• **Goal**: Copy out the data below verbatim.

'''

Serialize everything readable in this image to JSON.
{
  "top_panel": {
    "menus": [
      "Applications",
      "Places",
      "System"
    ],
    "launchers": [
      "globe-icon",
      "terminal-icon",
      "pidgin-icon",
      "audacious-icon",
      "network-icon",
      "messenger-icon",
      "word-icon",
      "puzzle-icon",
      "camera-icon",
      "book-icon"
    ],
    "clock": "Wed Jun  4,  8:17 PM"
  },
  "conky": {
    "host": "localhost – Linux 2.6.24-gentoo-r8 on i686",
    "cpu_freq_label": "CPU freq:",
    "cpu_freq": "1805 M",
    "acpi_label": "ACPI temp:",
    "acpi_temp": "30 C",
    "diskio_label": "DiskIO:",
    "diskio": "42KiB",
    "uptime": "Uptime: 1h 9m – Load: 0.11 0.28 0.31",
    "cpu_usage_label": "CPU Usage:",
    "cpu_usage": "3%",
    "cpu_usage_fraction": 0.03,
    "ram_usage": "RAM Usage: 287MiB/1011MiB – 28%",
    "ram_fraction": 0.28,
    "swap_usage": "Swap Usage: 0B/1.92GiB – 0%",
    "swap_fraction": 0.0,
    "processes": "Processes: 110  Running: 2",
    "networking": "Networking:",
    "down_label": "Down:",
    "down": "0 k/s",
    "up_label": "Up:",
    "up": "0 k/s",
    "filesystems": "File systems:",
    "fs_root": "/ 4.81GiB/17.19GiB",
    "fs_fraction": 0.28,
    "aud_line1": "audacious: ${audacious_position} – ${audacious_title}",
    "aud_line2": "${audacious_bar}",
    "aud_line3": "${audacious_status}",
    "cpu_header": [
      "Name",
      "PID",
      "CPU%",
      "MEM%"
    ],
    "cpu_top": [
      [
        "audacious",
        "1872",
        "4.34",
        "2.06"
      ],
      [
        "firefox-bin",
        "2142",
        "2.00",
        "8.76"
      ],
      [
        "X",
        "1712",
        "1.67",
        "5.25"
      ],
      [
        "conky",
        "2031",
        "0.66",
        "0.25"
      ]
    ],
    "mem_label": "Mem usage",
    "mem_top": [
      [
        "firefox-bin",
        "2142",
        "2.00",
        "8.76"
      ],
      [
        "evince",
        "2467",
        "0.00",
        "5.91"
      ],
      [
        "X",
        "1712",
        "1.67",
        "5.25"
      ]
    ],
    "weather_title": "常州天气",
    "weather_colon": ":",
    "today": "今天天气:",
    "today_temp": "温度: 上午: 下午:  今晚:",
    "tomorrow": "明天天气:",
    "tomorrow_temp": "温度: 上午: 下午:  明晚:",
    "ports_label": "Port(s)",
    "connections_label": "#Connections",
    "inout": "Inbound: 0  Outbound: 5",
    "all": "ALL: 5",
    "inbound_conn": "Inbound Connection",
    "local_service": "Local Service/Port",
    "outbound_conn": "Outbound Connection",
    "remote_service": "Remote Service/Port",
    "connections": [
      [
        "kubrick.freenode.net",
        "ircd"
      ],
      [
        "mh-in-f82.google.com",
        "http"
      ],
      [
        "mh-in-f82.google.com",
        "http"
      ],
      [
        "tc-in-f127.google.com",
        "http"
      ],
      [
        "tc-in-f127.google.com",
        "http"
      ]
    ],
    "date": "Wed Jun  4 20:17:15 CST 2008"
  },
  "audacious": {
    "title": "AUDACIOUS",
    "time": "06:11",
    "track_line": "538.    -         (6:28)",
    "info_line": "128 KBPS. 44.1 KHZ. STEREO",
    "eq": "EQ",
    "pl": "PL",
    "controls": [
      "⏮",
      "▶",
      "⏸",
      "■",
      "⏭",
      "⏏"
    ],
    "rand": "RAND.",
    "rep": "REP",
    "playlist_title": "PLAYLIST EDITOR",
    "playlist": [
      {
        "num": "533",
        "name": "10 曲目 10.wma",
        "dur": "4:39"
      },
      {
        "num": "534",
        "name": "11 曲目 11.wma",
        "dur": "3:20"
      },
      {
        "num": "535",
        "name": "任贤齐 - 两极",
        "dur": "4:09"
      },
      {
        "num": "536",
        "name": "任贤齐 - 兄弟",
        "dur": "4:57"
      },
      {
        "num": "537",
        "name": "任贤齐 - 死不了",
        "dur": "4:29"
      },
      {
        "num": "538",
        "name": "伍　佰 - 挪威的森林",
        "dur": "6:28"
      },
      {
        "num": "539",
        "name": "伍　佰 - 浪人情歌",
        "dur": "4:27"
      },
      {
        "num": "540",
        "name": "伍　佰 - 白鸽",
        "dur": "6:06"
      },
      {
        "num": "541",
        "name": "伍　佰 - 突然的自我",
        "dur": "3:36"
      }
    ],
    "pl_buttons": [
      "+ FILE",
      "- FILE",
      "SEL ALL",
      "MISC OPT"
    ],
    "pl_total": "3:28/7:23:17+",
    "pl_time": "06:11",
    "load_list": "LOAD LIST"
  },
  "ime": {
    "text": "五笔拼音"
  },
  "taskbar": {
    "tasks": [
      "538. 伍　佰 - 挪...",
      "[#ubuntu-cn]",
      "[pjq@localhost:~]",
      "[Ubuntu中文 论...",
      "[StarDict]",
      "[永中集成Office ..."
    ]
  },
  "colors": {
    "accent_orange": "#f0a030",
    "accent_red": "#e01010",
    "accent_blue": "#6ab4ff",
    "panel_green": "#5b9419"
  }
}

'''

• **Final answer**:
Serialize everything readable in this image to JSON.
{
  "top_panel": {
    "menus": [
      "Applications",
      "Places",
      "System"
    ],
    "launchers": [
      "globe-icon",
      "terminal-icon",
      "pidgin-icon",
      "audacious-icon",
      "network-icon",
      "messenger-icon",
      "word-icon",
      "puzzle-icon",
      "camera-icon",
      "book-icon"
    ],
    "clock": "Wed Jun  4,  8:17 PM"
  },
  "conky": {
    "host": "localhost – Linux 2.6.24-gentoo-r8 on i686",
    "cpu_freq_label": "CPU freq:",
    "cpu_freq": "1805 M",
    "acpi_label": "ACPI temp:",
    "acpi_temp": "30 C",
    "diskio_label": "DiskIO:",
    "diskio": "42KiB",
    "uptime": "Uptime: 1h 9m – Load: 0.11 0.28 0.31",
    "cpu_usage_label": "CPU Usage:",
    "cpu_usage": "3%",
    "cpu_usage_fraction": 0.03,
    "ram_usage": "RAM Usage: 287MiB/1011MiB – 28%",
    "ram_fraction": 0.28,
    "swap_usage": "Swap Usage: 0B/1.92GiB – 0%",
    "swap_fraction": 0.0,
    "processes": "Processes: 110  Running: 2",
    "networking": "Networking:",
    "down_label": "Down:",
    "down": "0 k/s",
    "up_label": "Up:",
    "up": "0 k/s",
    "filesystems": "File systems:",
    "fs_root": "/ 4.81GiB/17.19GiB",
    "fs_fraction": 0.28,
    "aud_line1": "audacious: ${audacious_position} – ${audacious_title}",
    "aud_line2": "${audacious_bar}",
    "aud_line3": "${audacious_status}",
    "cpu_header": [
      "Name",
      "PID",
      "CPU%",
      "MEM%"
    ],
    "cpu_top": [
      [
        "audacious",
        "1872",
        "4.34",
        "2.06"
      ],
      [
        "firefox-bin",
        "2142",
        "2.00",
        "8.76"
      ],
      [
        "X",
        "1712",
        "1.67",
        "5.25"
      ],
      [
        "conky",
        "2031",
        "0.66",
        "0.25"
      ]
    ],
    "mem_label": "Mem usage",
    "mem_top": [
      [
        "firefox-bin",
        "2142",
        "2.00",
        "8.76"
      ],
      [
        "evince",
        "2467",
        "0.00",
        "5.91"
      ],
      [
        "X",
        "1712",
        "1.67",
        "5.25"
      ]
    ],
    "weather_title": "常州天气",
    "weather_colon": ":",
    "today": "今天天气:",
    "today_temp": "温度: 上午: 下午:  今晚:",
    "tomorrow": "明天天气:",
    "tomorrow_temp": "温度: 上午: 下午:  明晚:",
    "ports_label": "Port(s)",
    "connections_label": "#Connections",
    "inout": "Inbound: 0  Outbound: 5",
    "all": "ALL: 5",
    "inbound_conn": "Inbound Connection",
    "local_service": "Local Service/Port",
    "outbound_conn": "Outbound Connection",
    "remote_service": "Remote Service/Port",
    "connections": [
      [
        "kubrick.freenode.net",
        "ircd"
      ],
      [
        "mh-in-f82.google.com",
        "http"
      ],
      [
        "mh-in-f82.google.com",
        "http"
      ],
      [
        "tc-in-f127.google.com",
        "http"
      ],
      [
        "tc-in-f127.google.com",
        "http"
      ]
    ],
    "date": "Wed Jun  4 20:17:15 CST 2008"
  },
  "audacious": {
    "title": "AUDACIOUS",
    "time": "06:11",
    "track_line": "538.    -         (6:28)",
    "info_line": "128 KBPS. 44.1 KHZ. STEREO",
    "eq": "EQ",
    "pl": "PL",
    "controls": [
      "⏮",
      "▶",
      "⏸",
      "■",
      "⏭",
      "⏏"
    ],
    "rand": "RAND.",
    "rep": "REP",
    "playlist_title": "PLAYLIST EDITOR",
    "playlist": [
      {
        "num": "533",
        "name": "10 曲目 10.wma",
        "dur": "4:39"
      },
      {
        "num": "534",
        "name": "11 曲目 11.wma",
        "dur": "3:20"
      },
      {
        "num": "535",
        "name": "任贤齐 - 两极",
        "dur": "4:09"
      },
      {
        "num": "536",
        "name": "任贤齐 - 兄弟",
        "dur": "4:57"
      },
      {
        "num": "537",
        "name": "任贤齐 - 死不了",
        "dur": "4:29"
      },
      {
        "num": "538",
        "name": "伍　佰 - 挪威的森林",
        "dur": "6:28"
      },
      {
        "num": "539",
        "name": "伍　佰 - 浪人情歌",
        "dur": "4:27"
      },
      {
        "num": "540",
        "name": "伍　佰 - 白鸽",
        "dur": "6:06"
      },
      {
        "num": "541",
        "name": "伍　佰 - 突然的自我",
        "dur": "3:36"
      }
    ],
    "pl_buttons": [
      "+ FILE",
      "- FILE",
      "SEL ALL",
      "MISC OPT"
    ],
    "pl_total": "3:28/7:23:17+",
    "pl_time": "06:11",
    "load_list": "LOAD LIST"
  },
  "ime": {
    "text": "五笔拼音"
  },
  "taskbar": {
    "tasks": [
      "538. 伍　佰 - 挪...",
      "[#ubuntu-cn]",
      "[pjq@localhost:~]",
      "[Ubuntu中文 论...",
      "[StarDict]",
      "[永中集成Office ..."
    ]
  },
  "colors": {
    "accent_orange": "#f0a030",
    "accent_red": "#e01010",
    "accent_blue": "#6ab4ff",
    "panel_green": "#5b9419"
  }
}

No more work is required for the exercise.